╭─ Record list
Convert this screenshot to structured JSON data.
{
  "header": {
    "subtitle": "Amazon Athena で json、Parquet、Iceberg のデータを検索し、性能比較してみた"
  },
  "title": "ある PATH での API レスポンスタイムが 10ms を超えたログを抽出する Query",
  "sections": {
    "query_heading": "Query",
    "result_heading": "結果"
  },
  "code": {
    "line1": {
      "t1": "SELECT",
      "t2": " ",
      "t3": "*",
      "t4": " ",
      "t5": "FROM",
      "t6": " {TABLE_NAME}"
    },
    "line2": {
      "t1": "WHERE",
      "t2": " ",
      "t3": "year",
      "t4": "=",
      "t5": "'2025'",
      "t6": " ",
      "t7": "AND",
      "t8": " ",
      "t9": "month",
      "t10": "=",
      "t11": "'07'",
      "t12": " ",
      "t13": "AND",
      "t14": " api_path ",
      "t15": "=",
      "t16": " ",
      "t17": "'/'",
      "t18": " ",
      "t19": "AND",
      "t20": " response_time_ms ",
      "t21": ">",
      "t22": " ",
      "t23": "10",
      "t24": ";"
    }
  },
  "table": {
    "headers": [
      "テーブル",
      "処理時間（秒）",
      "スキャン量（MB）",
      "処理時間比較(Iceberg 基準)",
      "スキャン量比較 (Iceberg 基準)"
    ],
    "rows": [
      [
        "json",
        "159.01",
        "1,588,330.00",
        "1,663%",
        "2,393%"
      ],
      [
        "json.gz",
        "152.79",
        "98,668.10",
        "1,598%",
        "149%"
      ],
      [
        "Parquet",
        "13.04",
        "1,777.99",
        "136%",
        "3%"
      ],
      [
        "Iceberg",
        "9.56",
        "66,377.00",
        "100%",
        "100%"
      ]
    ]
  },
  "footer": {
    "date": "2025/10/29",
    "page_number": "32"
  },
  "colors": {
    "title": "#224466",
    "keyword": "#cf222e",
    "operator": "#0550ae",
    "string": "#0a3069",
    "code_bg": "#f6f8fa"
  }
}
╰─
Only lines with the word "Iceberg" should be collected from the material.

    "subtitle": "Amazon Athena で json、Parquet、Iceberg のデータを検索し、性能比較してみた"
      "処理時間比較(Iceberg 基準)",
      "スキャン量比較 (Iceberg 基準)"
        "Iceberg",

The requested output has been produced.